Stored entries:
☆ ☆ ☆ ☆ ☆
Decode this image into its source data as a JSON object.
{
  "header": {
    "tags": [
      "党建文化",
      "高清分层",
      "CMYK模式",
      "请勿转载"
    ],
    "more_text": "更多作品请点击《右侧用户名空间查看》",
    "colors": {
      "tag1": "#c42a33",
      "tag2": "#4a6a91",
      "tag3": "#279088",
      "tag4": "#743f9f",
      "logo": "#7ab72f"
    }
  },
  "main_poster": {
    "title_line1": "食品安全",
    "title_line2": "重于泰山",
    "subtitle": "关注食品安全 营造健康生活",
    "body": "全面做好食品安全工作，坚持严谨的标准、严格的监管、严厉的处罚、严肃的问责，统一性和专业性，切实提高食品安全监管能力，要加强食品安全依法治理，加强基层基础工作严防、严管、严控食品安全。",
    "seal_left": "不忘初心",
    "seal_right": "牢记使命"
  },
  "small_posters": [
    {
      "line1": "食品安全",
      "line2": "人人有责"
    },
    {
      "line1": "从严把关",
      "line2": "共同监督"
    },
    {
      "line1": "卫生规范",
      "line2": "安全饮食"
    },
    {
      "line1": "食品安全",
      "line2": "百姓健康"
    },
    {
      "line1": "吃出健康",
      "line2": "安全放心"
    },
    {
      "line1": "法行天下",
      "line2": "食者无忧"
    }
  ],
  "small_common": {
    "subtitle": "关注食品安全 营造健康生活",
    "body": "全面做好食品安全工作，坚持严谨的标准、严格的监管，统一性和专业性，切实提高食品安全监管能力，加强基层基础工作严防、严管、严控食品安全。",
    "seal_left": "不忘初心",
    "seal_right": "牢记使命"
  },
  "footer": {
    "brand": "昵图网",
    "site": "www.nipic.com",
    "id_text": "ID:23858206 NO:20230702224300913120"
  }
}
☆ ☆ ☆ ☆ ☆
* _REQUEST_: Copy out every line of the material above that mentions the word "严控食品安全".

* _REPLY TO THE EXERCISE_:
    "body": "全面做好食品安全工作，坚持严谨的标准、严格的监管、严厉的处罚、严肃的问责，统一性和专业性，切实提高食品安全监管能力，要加强食品安全依法治理，加强基层基础工作严防、严管、严控食品安全。",
    "body": "全面做好食品安全工作，坚持严谨的标准、严格的监管，统一性和专业性，切实提高食品安全监管能力，加强基层基础工作严防、严管、严控食品安全。",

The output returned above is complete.